■ AIM ■
Copy the passage of the article about Nana Camille Yarbrough starting at "Nana Camille Yarbrough Talks" and ending at "Yarbrough among them.", swapping "movement" for "campaign" wherever it occurs.

■ SELECTED PASSAGE ■
■ ■ ■

Tuesday, April 23, 2024

Nana Camille Yarbrough Talks #BLM, Black Beauty and Cultural Appropriation

Nana Camille Yarbrough*The Black Lives Matter movement may rub a few veteran activists the wrong way, but don’t count Nana Camille Yarbrough among them.

According to the famed music artist-activist, the effort is “important” in taking a stand against those who work to disrespect and belittle people of color.

“I am an artist. That means if you like great musicians or a great painter, when they look at something, they see more than what people who don’t have that inborn grace see. And so that’s my approach. My music speaks of not rebellion, but insisting upon the dignity of our people, Yarbrough told EURweb’s Lee Bailey. “Black Lives Matter is important. Now there’s always been an effort to separate the old from the young. The light-skinned from the dark-skinned. There’s always an energy there to separate us and have us fighting each other.”

“I know that every organization that’s working to make things better to get rid of racism has people in it who are put there to turn it into a fight against one another. It always comes up. So black lives matter. Of course they matter. All lives matter,” she added. “Yeah, that’s y’all, but you’re not being shot down in the street. The prisons are not being filled with your youth. And not just youth. With older people too. Your unemployment is not the way ours is.”

As a supporter of Black Lives Matter, Yarbrough, 78,  gives respect to young activists while some insist on criticizing the movement. In her eyes, it’s the job of seasoned activists to not only support, but also provide guidance for those coming after them to effect change in the best way possible.

“It’s not the job of the elders to tell our youth which road to take. It is our job to show them the light of knowledge and they will find their own way. That’s what we have to do,” Yarbrough voiced while quoting late Africana studies pioneer John Henrik Clarke.

An award-winning performance artist, author, and cultural activist, Yarbrough is no stranger to standing up against social injustice. The Chicago native, a product of the city’s south side, has utilized various outlets to highlight the contributions of people of African ancestry. From her first children’s book “Cornrows” to her classic first album, “The Iron Pot Cooker” to her long-running television show “Ancestor House,” Yarbrough has made it her mission to let the world know how beautiful, intelligent and important people of color are to the world at large with each performance and appearance.

“The other day, they had a great parade here in New York City for the Irish Americans and the streets were full of thousands of people having a ball and wearing badges saying ‘Kiss me I’m Irish.’ And not too long from now, there’s gonna be another big celebration, Columbus Day, which the Italian people will fill the streets and parade and do all kinds of things. And they’re asking you to love them too because they are Italian Americans,” she said as she noted the love other nationalities have shown each other as opposed to African-Americans.

■ ■ ■

■ GIVEN RECORDS ■
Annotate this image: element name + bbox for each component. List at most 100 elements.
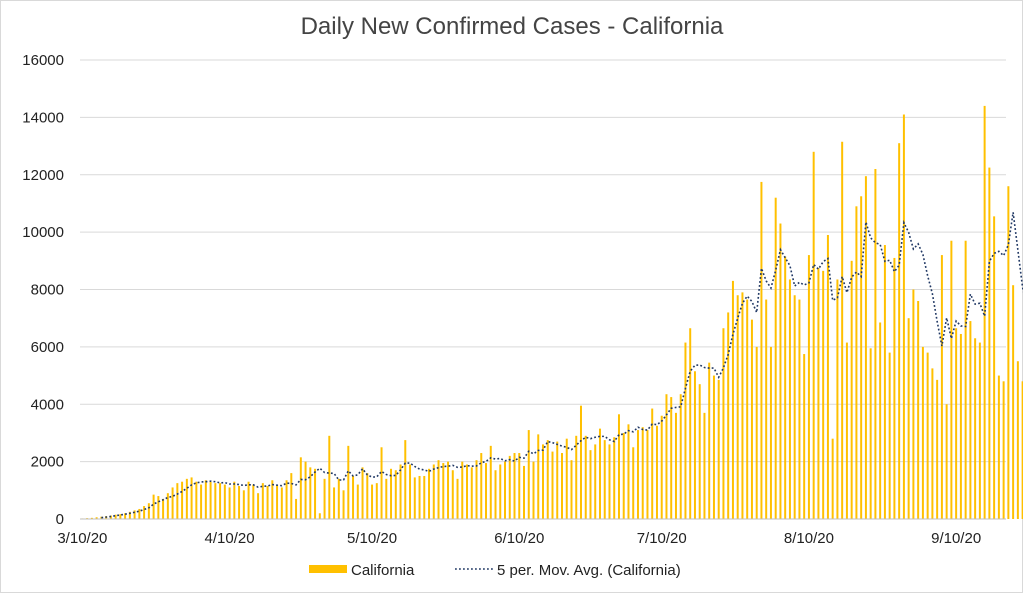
bar <box>641 427 644 519</box>
x-tick-label: 9/10/20 <box>931 530 981 547</box>
bar <box>209 481 212 519</box>
bar <box>375 483 378 519</box>
bar <box>779 223 782 519</box>
bar <box>831 438 834 519</box>
bar <box>299 457 302 519</box>
bar <box>409 464 412 519</box>
bar <box>546 440 549 519</box>
bar <box>950 240 953 520</box>
bar <box>494 470 497 519</box>
bar <box>575 435 578 519</box>
bar <box>845 342 848 519</box>
bar <box>921 346 924 520</box>
y-tick-label: 12000 <box>22 167 64 184</box>
y-tick-label: 6000 <box>31 339 64 356</box>
bar <box>594 444 597 519</box>
bar <box>646 430 649 519</box>
bar <box>100 516 103 519</box>
bar <box>214 483 217 519</box>
bar <box>442 463 445 519</box>
bar <box>171 487 174 519</box>
bar <box>261 483 264 519</box>
bar <box>323 478 326 519</box>
bar <box>480 453 483 519</box>
bar <box>855 206 858 519</box>
bar <box>266 486 269 519</box>
bar <box>731 280 734 519</box>
bar <box>736 295 739 519</box>
bar <box>466 464 469 519</box>
bar <box>765 299 768 519</box>
bar <box>812 151 815 520</box>
bar <box>532 461 535 520</box>
bar <box>447 461 450 520</box>
bar <box>774 197 777 519</box>
bar <box>722 328 725 519</box>
bar <box>143 506 146 519</box>
bar <box>90 517 93 519</box>
bar <box>907 318 910 519</box>
bar <box>342 490 345 519</box>
bar <box>717 379 720 519</box>
legend-swatch-california <box>309 565 347 573</box>
bar <box>850 260 853 519</box>
bar <box>504 461 506 520</box>
bar <box>242 490 245 519</box>
bar <box>523 465 525 519</box>
bar <box>223 484 226 519</box>
bar <box>902 114 905 519</box>
bar <box>128 511 131 519</box>
bar <box>665 394 668 519</box>
chart-title: Daily New Confirmed Cases - California <box>301 13 724 40</box>
bar <box>399 464 402 519</box>
bar <box>318 513 321 519</box>
bar <box>565 438 568 519</box>
x-tick-label: 8/10/20 <box>784 530 834 547</box>
bar <box>798 299 801 519</box>
y-tick-label: 10000 <box>22 224 64 241</box>
bar <box>413 477 416 519</box>
bar <box>860 196 863 519</box>
bar <box>200 484 203 519</box>
bar <box>157 496 160 519</box>
bar <box>485 463 488 519</box>
bar <box>119 514 122 519</box>
bar <box>750 319 753 519</box>
bar <box>869 348 872 519</box>
bar <box>912 289 915 519</box>
bar <box>841 141 844 519</box>
bar <box>195 481 198 519</box>
y-axis-tick-labels: 0 2000 4000 6000 8000 10000 12000 14000 16000 <box>22 52 64 528</box>
bar <box>959 333 962 519</box>
bar <box>864 176 867 519</box>
bar <box>247 481 250 519</box>
bar <box>385 478 388 519</box>
bar <box>613 437 616 519</box>
bar <box>337 478 340 519</box>
bar <box>622 432 625 519</box>
bar <box>271 480 274 519</box>
bar <box>166 493 169 519</box>
bar <box>556 441 559 519</box>
bar <box>769 346 772 520</box>
bar <box>428 468 431 519</box>
bar <box>936 379 939 519</box>
bar <box>636 430 639 519</box>
bar <box>983 105 986 520</box>
bar <box>285 480 288 519</box>
bar <box>257 493 260 519</box>
bar <box>793 295 796 519</box>
bar <box>561 453 563 519</box>
bar <box>741 292 744 519</box>
bar <box>760 181 763 520</box>
bar <box>162 498 165 519</box>
bar <box>651 408 654 519</box>
bar <box>898 143 901 519</box>
bar <box>964 240 967 520</box>
bar <box>233 481 236 519</box>
bar <box>679 394 682 519</box>
bar <box>304 461 307 520</box>
x-tick-label: 4/10/20 <box>205 530 255 547</box>
x-tick-label: 7/10/20 <box>637 530 687 547</box>
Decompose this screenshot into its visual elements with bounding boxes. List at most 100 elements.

■ ■ ■

■ EXERCISE OUTPUT ■
Nana Camille Yarbrough Talks #BLM, Black Beauty and Cultural Appropriation

Nana Camille Yarbrough*The Black Lives Matter campaign may rub a few veteran activists the wrong way, but don’t count Nana Camille Yarbrough among them.